Dataset records on visual material ->
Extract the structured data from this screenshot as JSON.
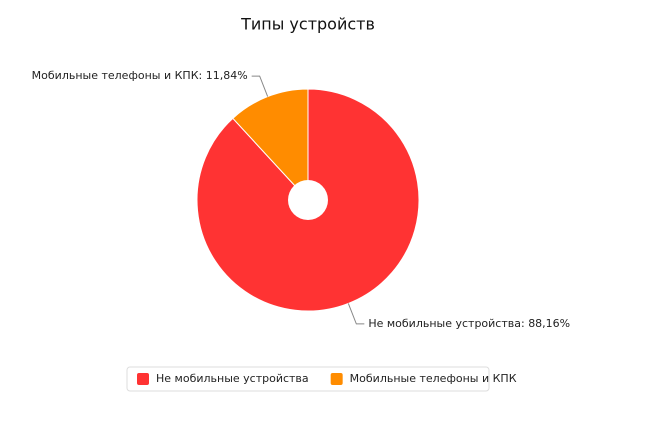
{
  "chart_data": {
    "type": "pie",
    "title": "Типы устройств",
    "categories": [
      "Не мобильные устройства",
      "Мобильные телефоны и КПК"
    ],
    "values": [
      88.16,
      11.84
    ],
    "value_labels": [
      "Не мобильные устройства: 88,16%",
      "Мобильные телефоны и КПК: 11,84%"
    ],
    "colors": [
      "#ff3333",
      "#ff8c00"
    ],
    "legend": "bottom"
  }
}
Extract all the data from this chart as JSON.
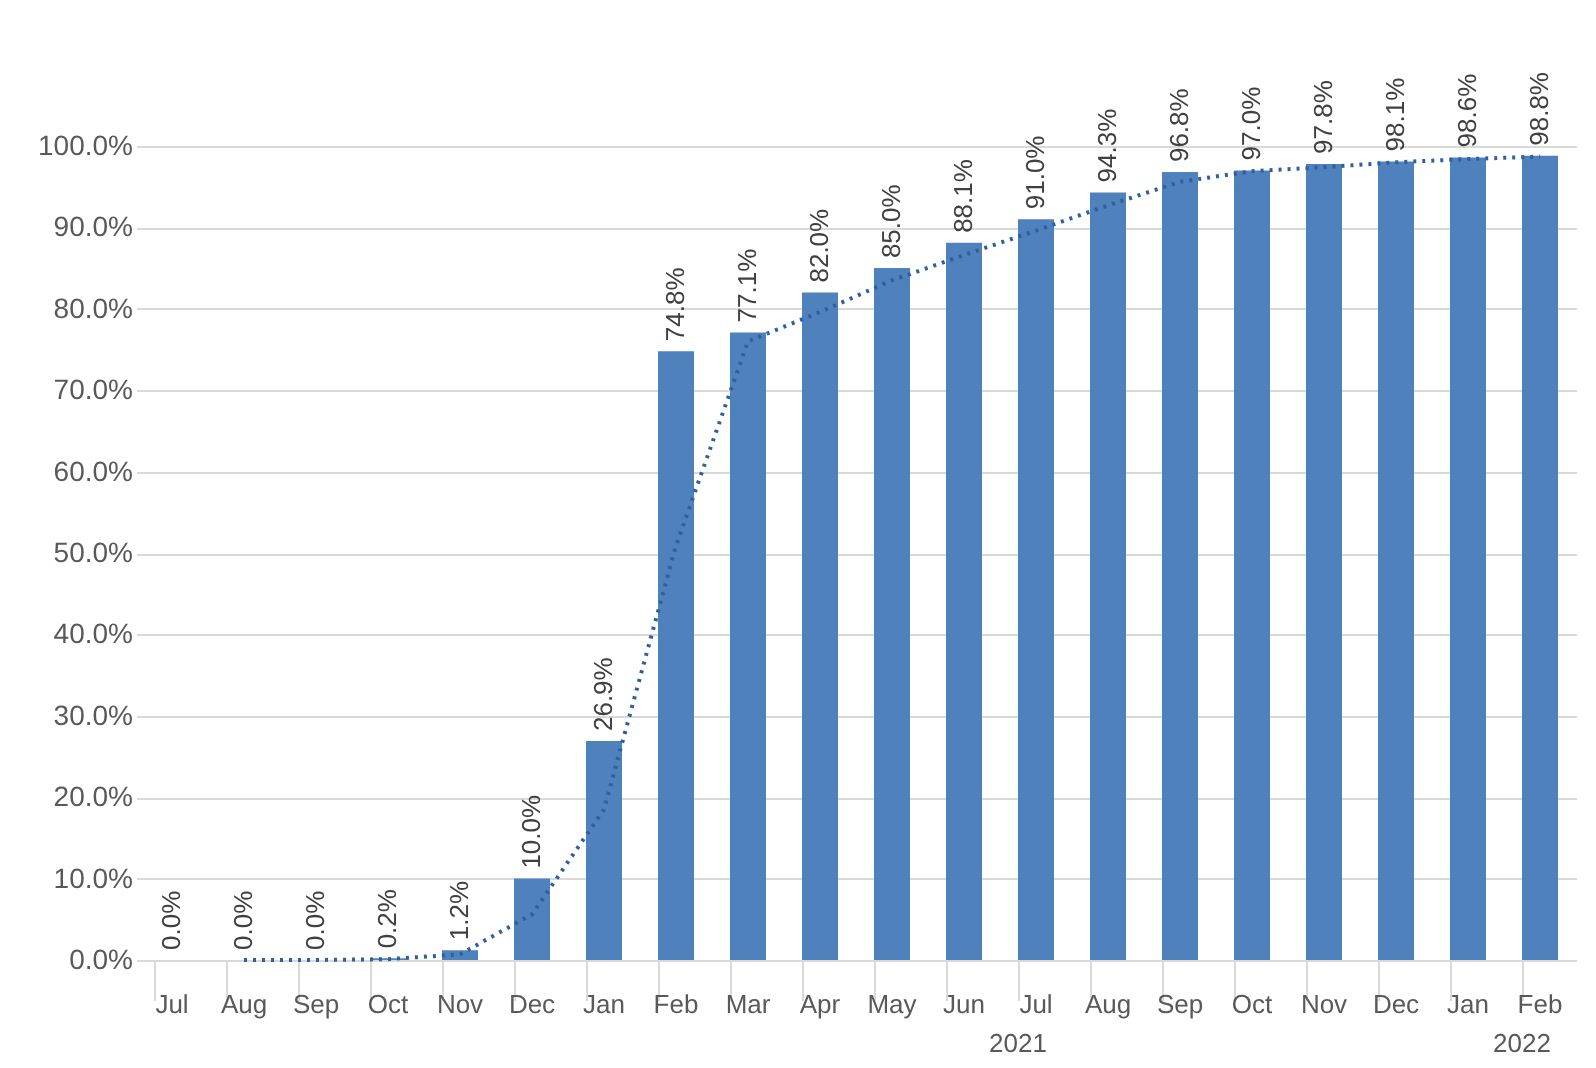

Task to complete -> Give back the whole listing as it stands, minus its pictures.

Response for this exercise ->
Extract the structured data from this screenshot as JSON.
{
  "chart_data": {
    "type": "pie",
    "title": "Типы устройств",
    "categories": [
      "Не мобильные устройства",
      "Мобильные телефоны и КПК"
    ],
    "values": [
      88.16,
      11.84
    ],
    "value_labels": [
      "Не мобильные устройства: 88,16%",
      "Мобильные телефоны и КПК: 11,84%"
    ],
    "colors": [
      "#ff3333",
      "#ff8c00"
    ],
    "legend": "bottom"
  }
}
Extract all the data from this chart as JSON.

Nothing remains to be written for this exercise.